_Excerpted records_
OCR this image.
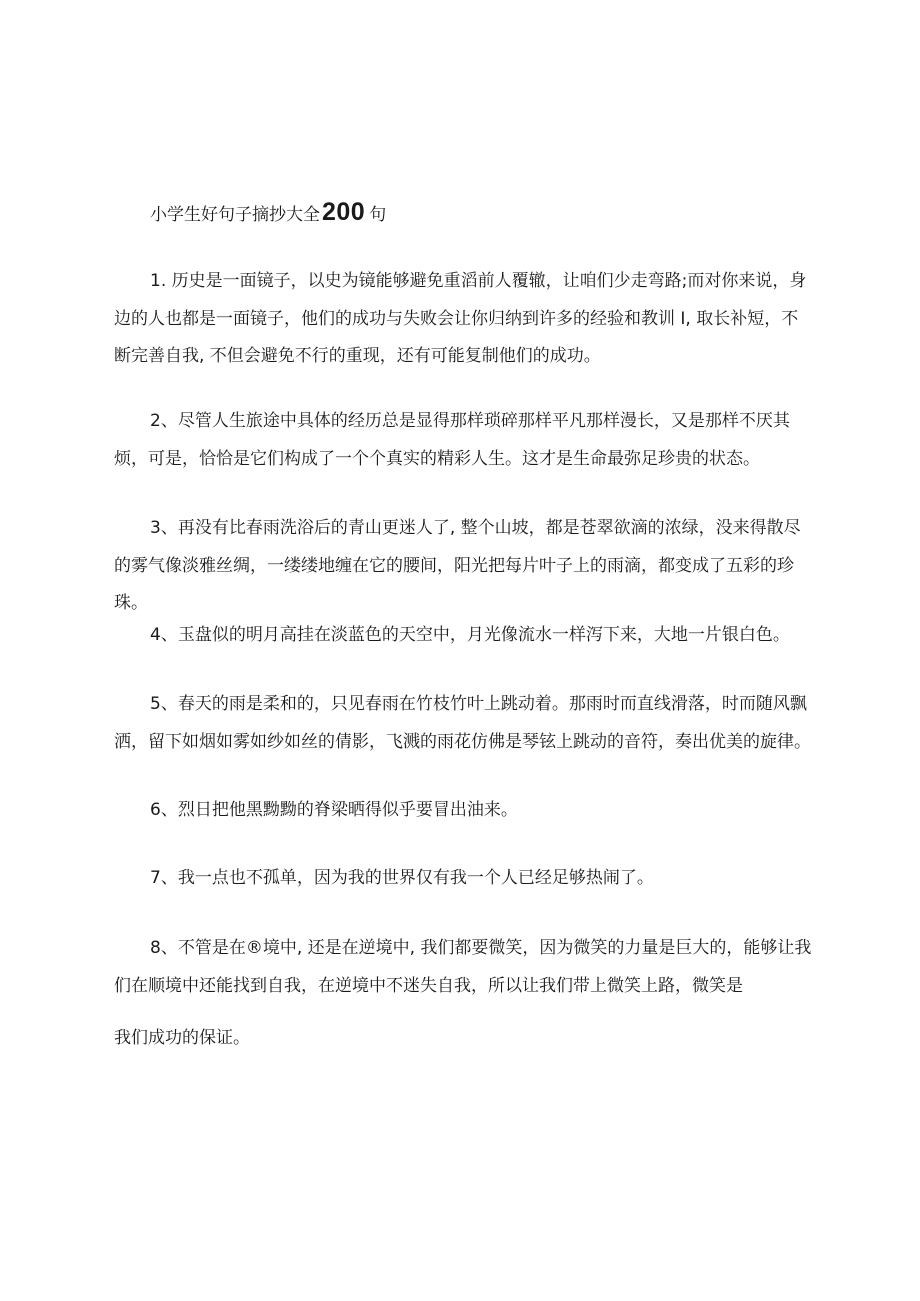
小学生好句子摘抄大全200 句

1. 历史是一面镜子，以史为镜能够避免重滔前人覆辙，让咱们少走弯路;而对你来说，身边的人也都是一面镜子，他们的成功与失败会让你归纳到许多的经验和教训 I, 取长补短，不断完善自我, 不但会避免不行的重现，还有可能复制他们的成功。

2、尽管人生旅途中具体的经历总是显得那样琐碎那样平凡那样漫长，又是那样不厌其烦，可是，恰恰是它们构成了一个个真实的精彩人生。这才是生命最弥足珍贵的状态。

3、再没有比春雨洗浴后的青山更迷人了, 整个山坡，都是苍翠欲滴的浓绿，没来得散尽的雾气像淡雅丝绸，一缕缕地缠在它的腰间，阳光把每片叶子上的雨滴，都变成了五彩的珍珠。

4、玉盘似的明月高挂在淡蓝色的天空中，月光像流水一样泻下来，大地一片银白色。

5、春天的雨是柔和的，只见春雨在竹枝竹叶上跳动着。那雨时而直线滑落，时而随风飘洒，留下如烟如雾如纱如丝的倩影，飞溅的雨花仿佛是琴铉上跳动的音符，奏出优美的旋律。

6、烈日把他黑黝黝的脊梁晒得似乎要冒出油来。

7、我一点也不孤单，因为我的世界仅有我一个人已经足够热闹了。

8、不管是在®境中, 还是在逆境中, 我们都要微笑，因为微笑的力量是巨大的，能够让我们在顺境中还能找到自我，在逆境中不迷失自我，所以让我们带上微笑上路，微笑是

我们成功的保证。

_Work to complete_
Reproduce the records verbatim, omitting all images they contain.

_Result for this task_
OCR this image.
小学生好句子摘抄大全200 句

1. 历史是一面镜子，以史为镜能够避免重滔前人覆辙，让咱们少走弯路;而对你来说，身边的人也都是一面镜子，他们的成功与失败会让你归纳到许多的经验和教训 I, 取长补短，不断完善自我, 不但会避免不行的重现，还有可能复制他们的成功。

2、尽管人生旅途中具体的经历总是显得那样琐碎那样平凡那样漫长，又是那样不厌其烦，可是，恰恰是它们构成了一个个真实的精彩人生。这才是生命最弥足珍贵的状态。

3、再没有比春雨洗浴后的青山更迷人了, 整个山坡，都是苍翠欲滴的浓绿，没来得散尽的雾气像淡雅丝绸，一缕缕地缠在它的腰间，阳光把每片叶子上的雨滴，都变成了五彩的珍珠。

4、玉盘似的明月高挂在淡蓝色的天空中，月光像流水一样泻下来，大地一片银白色。

5、春天的雨是柔和的，只见春雨在竹枝竹叶上跳动着。那雨时而直线滑落，时而随风飘洒，留下如烟如雾如纱如丝的倩影，飞溅的雨花仿佛是琴铉上跳动的音符，奏出优美的旋律。

6、烈日把他黑黝黝的脊梁晒得似乎要冒出油来。

7、我一点也不孤单，因为我的世界仅有我一个人已经足够热闹了。

8、不管是在®境中, 还是在逆境中, 我们都要微笑，因为微笑的力量是巨大的，能够让我们在顺境中还能找到自我，在逆境中不迷失自我，所以让我们带上微笑上路，微笑是

我们成功的保证。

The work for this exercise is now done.